**PAGE TEXT:**

Styrenix Performance Materials Limited
9th Floor, "Shiva", Sarabhai Complex, Dr. Vikram Sarabhai Marg, Vadiwadi, Vadodara – 390 023, Gujarat, India

Notes:

  1. The Consolidated statements were reviewed by the Audit Committee and approved by the Board of Directors of the Group at their respective meetings held on May 16, 2026. The statutory auditor have expressed unmodified opinion on the aforesaid results.

  2. The Group operates in “Engineering Polymers” which in the context of IND AS 108 Operating segments constitutes a single reportable business segment.

  3. The financial results of the Group have been prepared in accordance with Indian Accounting (“Ind AS”) notified under Section 133 Of the Companies Act 2013 (‘Act’) read with Companies (Indian Accounting Standards) Rules, 2015, as amended.

  4. The Company had incorporated "Styrenix Polymers (Thailand) Co. Ltd" in Thailand as a Step down Wholly Owned Subsidiary of Styrenix Performance Materials FZE, Dubai UAE on December 13, 2024.

**GIVEN TASK:**
Set down, word for word, the part of the financial results notes that opens with the words "2. The Group" and closes with "reportable business segment.".

**DATASET CONTENT:**
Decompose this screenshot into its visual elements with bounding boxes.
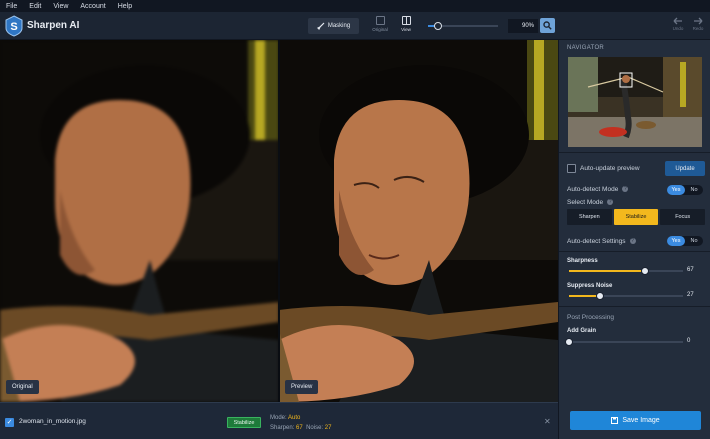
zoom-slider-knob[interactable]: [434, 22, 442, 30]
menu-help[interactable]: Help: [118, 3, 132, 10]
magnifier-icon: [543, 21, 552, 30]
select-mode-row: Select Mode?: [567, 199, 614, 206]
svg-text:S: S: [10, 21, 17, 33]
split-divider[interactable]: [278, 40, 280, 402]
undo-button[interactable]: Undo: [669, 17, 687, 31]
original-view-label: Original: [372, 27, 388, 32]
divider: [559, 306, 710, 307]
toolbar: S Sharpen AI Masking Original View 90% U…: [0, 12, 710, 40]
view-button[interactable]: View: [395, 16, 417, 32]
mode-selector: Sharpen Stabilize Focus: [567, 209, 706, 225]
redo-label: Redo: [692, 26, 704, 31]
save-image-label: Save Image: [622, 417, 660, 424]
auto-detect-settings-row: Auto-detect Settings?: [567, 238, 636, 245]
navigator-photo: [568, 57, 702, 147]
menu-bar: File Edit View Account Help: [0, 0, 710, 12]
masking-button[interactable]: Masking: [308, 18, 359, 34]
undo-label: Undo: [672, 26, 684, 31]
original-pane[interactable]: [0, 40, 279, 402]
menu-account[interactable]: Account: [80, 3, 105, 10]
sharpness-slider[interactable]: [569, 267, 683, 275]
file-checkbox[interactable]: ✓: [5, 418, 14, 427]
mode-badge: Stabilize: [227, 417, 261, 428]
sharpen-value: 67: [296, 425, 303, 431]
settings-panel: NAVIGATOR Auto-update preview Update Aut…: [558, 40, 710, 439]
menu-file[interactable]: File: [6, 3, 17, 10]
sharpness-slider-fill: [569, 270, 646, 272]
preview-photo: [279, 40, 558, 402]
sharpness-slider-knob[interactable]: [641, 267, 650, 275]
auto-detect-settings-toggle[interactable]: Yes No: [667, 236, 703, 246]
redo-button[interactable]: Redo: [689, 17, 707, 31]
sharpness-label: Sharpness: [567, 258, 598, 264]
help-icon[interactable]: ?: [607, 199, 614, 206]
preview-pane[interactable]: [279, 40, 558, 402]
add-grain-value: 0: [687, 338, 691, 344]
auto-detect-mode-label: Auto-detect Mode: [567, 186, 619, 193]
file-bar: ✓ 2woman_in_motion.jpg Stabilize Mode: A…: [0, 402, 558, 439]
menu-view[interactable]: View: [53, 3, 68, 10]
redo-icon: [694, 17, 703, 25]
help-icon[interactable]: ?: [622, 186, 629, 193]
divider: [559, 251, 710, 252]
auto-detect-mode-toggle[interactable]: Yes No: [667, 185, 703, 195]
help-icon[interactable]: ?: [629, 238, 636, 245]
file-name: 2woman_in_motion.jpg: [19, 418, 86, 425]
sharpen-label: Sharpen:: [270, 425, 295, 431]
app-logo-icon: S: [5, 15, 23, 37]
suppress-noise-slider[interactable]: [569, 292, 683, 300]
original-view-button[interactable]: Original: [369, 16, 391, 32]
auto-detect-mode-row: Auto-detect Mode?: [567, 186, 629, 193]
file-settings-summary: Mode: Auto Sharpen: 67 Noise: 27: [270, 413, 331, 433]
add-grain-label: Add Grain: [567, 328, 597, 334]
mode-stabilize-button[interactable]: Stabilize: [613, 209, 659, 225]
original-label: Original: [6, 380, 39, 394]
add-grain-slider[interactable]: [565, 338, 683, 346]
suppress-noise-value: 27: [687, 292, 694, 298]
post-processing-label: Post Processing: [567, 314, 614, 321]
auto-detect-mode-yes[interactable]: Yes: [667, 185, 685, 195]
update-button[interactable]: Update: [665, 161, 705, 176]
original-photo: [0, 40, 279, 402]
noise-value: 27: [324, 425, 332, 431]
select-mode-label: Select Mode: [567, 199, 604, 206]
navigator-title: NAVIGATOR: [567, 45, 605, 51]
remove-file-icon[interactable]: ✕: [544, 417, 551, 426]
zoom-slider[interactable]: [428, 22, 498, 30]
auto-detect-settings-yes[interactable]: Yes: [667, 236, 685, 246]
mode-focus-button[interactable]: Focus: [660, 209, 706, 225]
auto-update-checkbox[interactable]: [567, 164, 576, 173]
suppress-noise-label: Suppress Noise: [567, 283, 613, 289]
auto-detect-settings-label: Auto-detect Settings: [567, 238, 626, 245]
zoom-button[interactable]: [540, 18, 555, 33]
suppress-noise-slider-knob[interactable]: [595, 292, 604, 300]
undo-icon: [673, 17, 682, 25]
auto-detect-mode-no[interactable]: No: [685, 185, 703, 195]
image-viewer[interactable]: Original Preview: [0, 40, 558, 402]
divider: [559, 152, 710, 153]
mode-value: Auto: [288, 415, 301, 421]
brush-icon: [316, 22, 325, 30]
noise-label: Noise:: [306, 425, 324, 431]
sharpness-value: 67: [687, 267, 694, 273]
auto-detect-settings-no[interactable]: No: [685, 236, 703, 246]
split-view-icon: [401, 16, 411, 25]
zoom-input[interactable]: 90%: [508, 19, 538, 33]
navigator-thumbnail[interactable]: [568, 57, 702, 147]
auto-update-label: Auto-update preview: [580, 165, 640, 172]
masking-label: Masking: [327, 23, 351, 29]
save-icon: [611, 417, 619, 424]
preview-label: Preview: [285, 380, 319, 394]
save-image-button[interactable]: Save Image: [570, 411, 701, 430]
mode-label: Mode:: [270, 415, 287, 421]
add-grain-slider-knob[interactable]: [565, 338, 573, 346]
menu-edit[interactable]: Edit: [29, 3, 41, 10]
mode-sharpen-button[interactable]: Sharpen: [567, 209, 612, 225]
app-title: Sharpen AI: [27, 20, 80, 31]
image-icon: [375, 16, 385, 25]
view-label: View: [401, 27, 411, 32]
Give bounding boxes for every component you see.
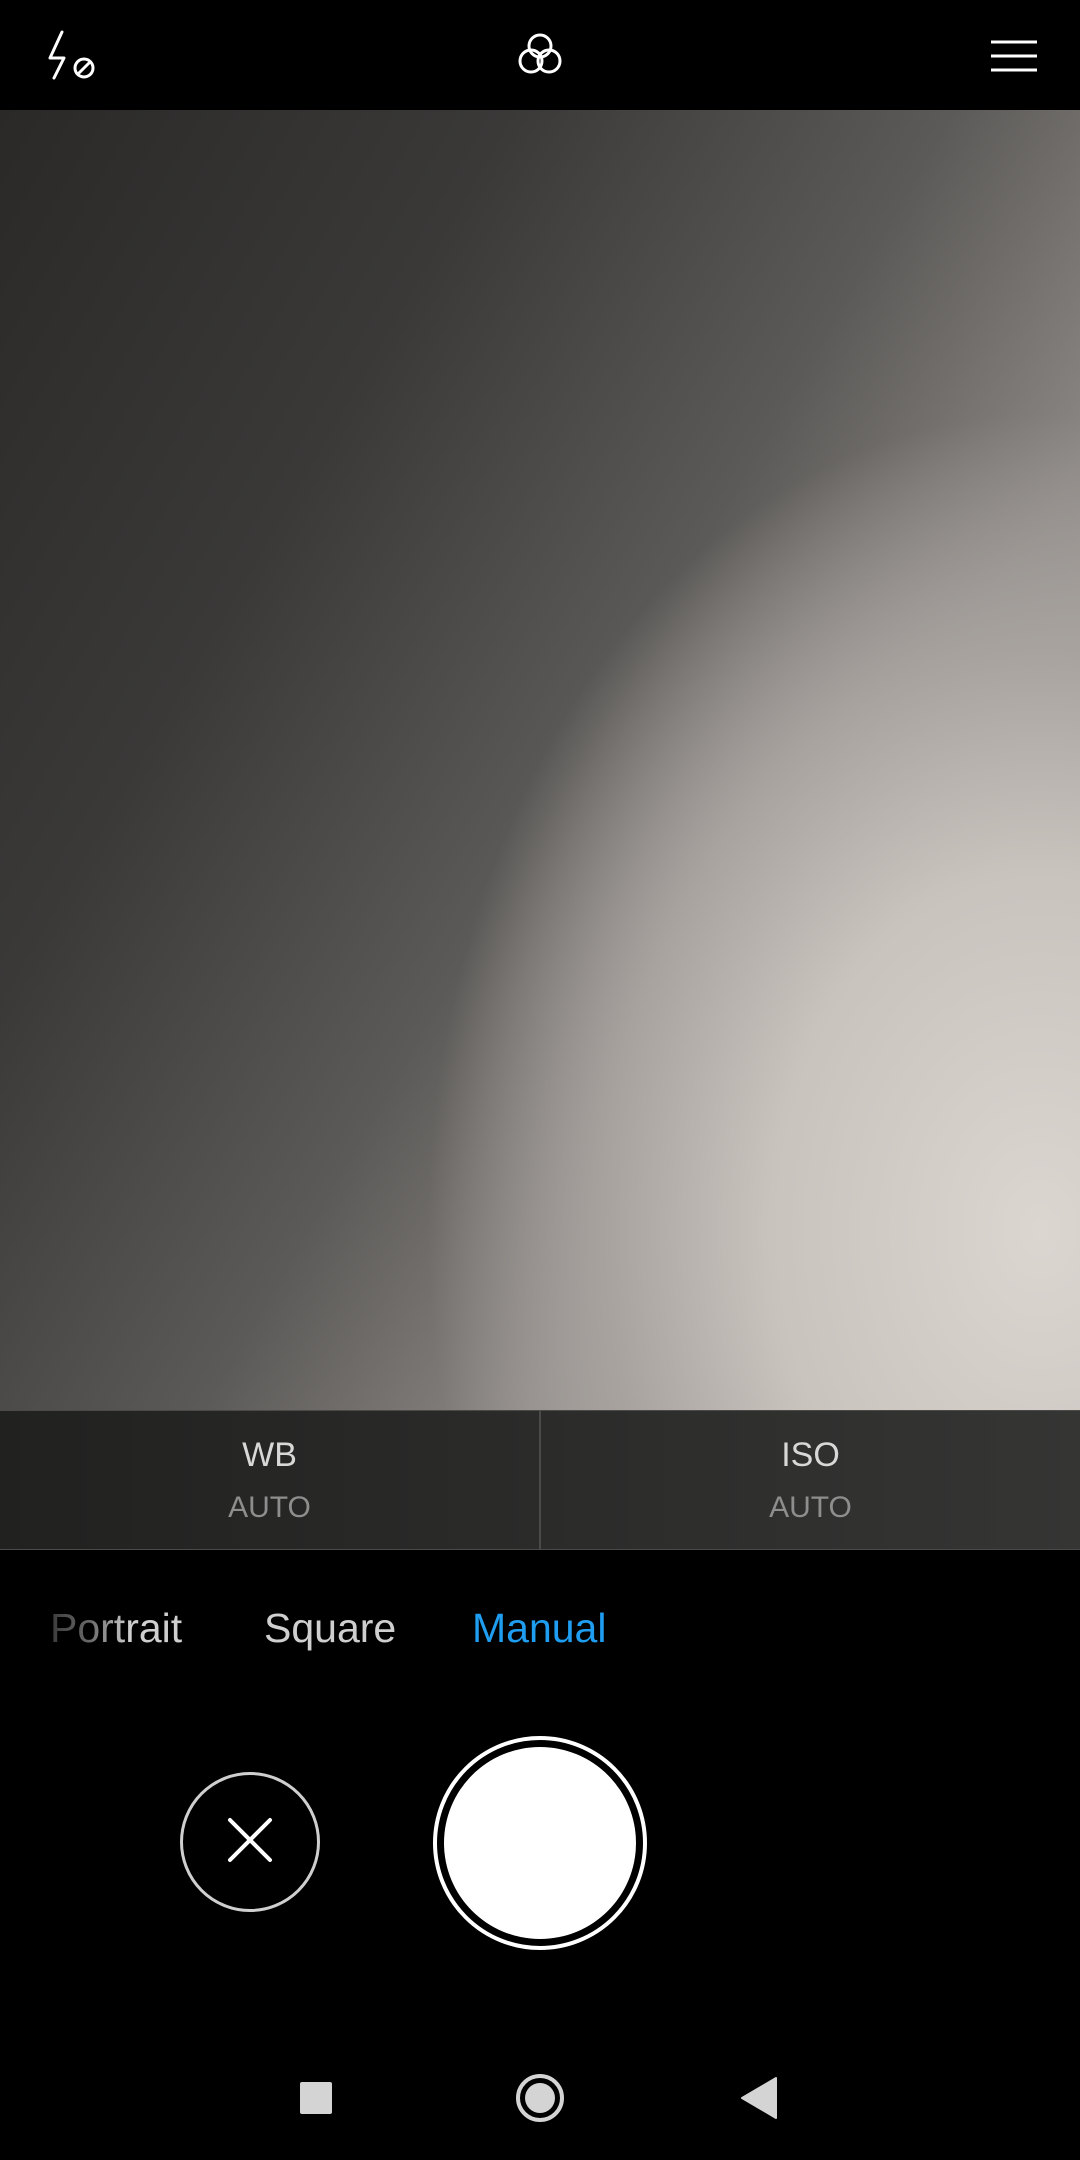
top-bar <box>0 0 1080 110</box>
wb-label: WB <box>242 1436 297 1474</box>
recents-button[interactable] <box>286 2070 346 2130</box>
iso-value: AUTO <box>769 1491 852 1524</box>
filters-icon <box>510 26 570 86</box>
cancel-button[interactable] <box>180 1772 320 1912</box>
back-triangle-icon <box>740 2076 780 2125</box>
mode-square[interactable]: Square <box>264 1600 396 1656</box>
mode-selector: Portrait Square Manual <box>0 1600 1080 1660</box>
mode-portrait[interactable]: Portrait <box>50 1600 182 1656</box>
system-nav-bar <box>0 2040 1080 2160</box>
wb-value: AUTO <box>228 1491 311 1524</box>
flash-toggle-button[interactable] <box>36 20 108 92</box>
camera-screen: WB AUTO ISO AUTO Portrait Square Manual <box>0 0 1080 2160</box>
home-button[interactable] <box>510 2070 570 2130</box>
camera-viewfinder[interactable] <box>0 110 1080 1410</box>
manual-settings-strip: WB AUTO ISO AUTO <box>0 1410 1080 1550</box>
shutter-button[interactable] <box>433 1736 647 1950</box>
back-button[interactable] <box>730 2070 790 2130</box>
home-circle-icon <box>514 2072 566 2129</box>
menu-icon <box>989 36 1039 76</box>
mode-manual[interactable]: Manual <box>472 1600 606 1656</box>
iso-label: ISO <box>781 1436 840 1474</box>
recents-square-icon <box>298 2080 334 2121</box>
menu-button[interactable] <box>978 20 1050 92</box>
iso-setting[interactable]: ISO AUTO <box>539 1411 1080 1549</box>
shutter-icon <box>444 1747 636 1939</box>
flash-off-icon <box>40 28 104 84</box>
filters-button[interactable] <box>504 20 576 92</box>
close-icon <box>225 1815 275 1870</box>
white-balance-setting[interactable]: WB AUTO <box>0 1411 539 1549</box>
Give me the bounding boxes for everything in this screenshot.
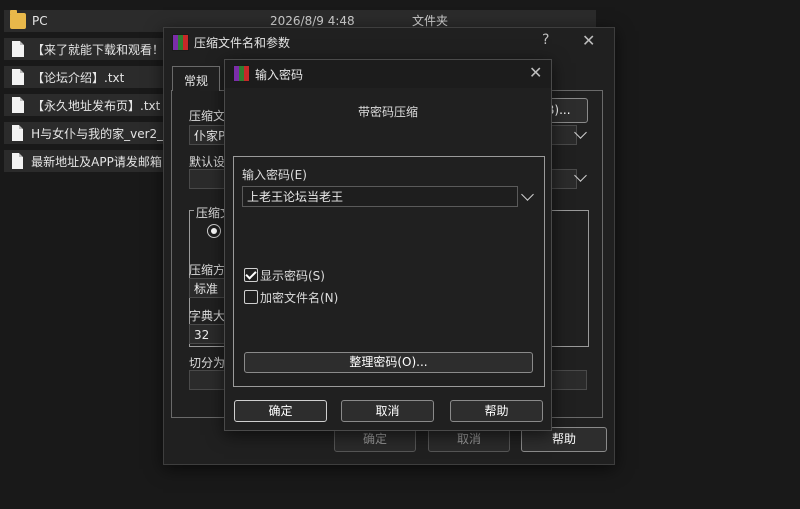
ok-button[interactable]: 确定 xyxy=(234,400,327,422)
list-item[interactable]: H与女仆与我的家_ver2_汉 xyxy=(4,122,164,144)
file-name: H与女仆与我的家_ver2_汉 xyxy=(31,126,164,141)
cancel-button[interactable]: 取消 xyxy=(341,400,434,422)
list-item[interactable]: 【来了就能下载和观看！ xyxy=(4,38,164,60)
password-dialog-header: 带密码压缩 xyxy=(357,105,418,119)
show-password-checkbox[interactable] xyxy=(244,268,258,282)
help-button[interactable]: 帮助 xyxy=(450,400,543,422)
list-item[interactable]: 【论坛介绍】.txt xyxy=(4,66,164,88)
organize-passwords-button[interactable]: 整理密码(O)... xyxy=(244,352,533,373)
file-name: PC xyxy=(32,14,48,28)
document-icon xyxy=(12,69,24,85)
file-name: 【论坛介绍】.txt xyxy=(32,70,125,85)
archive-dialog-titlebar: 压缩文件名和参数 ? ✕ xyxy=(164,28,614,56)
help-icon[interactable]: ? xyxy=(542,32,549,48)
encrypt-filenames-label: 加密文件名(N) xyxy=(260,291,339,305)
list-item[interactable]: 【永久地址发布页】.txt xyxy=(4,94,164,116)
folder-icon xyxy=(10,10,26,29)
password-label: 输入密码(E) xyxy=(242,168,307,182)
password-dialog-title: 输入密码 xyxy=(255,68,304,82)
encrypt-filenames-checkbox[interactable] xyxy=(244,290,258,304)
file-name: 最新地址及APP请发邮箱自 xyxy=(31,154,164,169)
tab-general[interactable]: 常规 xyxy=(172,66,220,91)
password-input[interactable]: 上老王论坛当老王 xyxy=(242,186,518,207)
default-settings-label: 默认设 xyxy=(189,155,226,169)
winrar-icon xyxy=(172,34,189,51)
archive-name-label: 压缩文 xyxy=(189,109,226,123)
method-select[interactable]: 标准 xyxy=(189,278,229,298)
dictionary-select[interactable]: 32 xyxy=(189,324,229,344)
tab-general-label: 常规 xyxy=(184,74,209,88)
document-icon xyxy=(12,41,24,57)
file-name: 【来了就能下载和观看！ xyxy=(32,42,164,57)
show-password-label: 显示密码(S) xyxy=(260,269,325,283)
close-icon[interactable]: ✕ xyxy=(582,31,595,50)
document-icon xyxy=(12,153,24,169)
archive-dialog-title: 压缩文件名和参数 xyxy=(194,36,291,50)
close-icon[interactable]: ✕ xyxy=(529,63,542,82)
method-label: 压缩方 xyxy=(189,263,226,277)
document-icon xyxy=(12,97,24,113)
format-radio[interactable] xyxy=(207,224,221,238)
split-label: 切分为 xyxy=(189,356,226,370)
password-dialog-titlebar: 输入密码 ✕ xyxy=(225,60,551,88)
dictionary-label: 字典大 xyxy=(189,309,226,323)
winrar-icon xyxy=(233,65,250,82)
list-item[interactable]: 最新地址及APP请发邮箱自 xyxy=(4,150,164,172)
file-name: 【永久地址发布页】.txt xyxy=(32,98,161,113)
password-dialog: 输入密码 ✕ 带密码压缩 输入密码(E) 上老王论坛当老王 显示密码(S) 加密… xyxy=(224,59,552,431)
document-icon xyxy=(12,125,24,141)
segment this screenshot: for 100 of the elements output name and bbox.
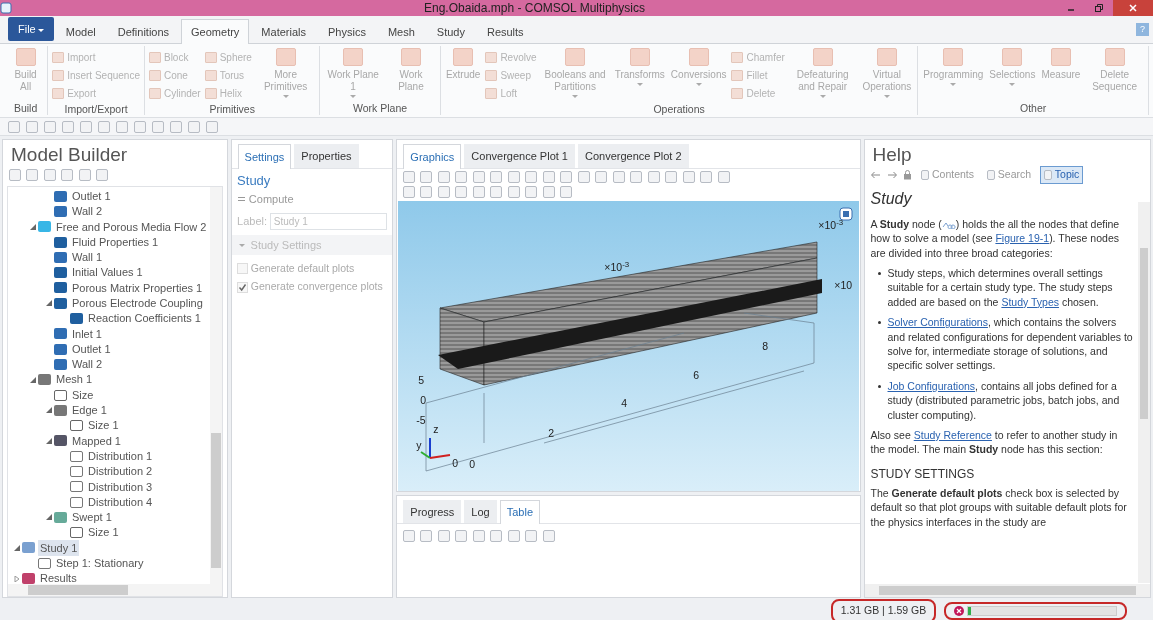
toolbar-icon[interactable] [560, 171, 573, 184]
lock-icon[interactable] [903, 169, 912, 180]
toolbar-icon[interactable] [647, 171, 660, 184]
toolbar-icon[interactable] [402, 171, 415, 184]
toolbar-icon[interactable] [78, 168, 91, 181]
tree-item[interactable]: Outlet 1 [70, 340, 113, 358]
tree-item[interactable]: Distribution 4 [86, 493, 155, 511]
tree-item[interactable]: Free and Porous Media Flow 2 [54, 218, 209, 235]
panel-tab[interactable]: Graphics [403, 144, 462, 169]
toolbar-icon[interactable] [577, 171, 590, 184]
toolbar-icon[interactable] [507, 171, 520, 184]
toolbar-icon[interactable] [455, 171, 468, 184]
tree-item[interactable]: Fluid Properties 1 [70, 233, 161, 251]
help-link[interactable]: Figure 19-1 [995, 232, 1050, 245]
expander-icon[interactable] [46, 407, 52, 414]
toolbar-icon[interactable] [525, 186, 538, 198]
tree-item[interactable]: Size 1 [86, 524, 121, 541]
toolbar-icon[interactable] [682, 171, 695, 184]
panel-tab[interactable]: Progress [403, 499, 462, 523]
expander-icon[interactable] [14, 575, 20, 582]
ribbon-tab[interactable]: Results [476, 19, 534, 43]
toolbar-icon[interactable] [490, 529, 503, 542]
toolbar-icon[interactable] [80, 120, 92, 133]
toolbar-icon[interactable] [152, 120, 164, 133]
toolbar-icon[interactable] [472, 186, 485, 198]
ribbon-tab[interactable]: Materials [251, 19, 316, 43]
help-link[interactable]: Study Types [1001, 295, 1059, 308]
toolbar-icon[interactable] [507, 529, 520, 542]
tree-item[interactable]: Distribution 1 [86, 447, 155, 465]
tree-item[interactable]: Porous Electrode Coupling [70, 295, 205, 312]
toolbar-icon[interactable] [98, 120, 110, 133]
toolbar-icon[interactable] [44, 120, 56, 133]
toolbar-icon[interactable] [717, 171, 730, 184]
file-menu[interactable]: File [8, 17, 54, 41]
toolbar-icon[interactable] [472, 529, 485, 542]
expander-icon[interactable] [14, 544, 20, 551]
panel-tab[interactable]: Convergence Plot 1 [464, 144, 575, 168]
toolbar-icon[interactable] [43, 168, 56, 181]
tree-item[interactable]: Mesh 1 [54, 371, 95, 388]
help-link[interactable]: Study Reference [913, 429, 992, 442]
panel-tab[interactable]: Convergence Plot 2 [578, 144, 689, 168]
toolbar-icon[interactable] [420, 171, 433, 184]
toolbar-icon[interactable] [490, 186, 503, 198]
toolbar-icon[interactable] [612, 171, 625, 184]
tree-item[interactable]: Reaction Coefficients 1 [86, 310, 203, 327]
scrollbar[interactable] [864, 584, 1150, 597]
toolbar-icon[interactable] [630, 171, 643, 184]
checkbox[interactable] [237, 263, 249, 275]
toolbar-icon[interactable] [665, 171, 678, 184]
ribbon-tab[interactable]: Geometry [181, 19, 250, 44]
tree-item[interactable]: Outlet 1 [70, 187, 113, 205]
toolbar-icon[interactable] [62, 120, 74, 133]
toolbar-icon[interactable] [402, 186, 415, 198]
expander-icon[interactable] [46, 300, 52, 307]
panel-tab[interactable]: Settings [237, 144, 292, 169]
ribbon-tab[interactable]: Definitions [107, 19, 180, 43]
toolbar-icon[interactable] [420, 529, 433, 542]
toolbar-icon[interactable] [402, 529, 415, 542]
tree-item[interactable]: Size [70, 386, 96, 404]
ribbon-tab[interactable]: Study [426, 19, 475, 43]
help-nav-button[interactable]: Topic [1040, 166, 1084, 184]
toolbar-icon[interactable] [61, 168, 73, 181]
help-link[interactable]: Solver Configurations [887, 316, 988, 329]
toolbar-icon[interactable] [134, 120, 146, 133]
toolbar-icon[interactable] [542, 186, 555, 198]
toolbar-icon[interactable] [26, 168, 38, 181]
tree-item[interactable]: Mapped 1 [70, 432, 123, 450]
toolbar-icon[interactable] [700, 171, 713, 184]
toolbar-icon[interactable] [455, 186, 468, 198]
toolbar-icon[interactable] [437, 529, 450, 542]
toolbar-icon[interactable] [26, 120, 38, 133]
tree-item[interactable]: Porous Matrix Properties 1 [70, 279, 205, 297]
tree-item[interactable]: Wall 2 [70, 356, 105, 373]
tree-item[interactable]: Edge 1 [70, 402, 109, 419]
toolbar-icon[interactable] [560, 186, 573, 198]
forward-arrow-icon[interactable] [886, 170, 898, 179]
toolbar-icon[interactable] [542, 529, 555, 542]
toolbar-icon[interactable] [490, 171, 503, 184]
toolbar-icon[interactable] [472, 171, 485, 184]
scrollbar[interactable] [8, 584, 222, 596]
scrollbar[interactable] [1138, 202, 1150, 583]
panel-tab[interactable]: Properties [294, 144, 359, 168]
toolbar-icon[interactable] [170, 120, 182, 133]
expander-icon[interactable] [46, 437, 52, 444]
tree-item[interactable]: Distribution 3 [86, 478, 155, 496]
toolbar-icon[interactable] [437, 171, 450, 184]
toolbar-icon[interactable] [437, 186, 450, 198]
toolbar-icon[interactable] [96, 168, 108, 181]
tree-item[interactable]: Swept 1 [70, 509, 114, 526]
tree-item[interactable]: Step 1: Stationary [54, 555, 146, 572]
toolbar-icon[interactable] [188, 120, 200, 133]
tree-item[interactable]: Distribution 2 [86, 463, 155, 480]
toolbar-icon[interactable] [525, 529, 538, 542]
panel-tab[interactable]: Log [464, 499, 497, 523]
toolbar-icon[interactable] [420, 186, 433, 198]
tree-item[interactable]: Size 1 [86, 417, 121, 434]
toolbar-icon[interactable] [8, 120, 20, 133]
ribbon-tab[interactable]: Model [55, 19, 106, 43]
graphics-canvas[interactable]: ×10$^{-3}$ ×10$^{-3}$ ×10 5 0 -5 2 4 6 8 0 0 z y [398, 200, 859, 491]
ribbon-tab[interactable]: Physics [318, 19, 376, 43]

**SOLUTION TO THIS PROBLEM:**
2. The Group operates in “Engineering Polymers” which in the context of IND AS 108 Operating segments constitutes a single reportable business segment.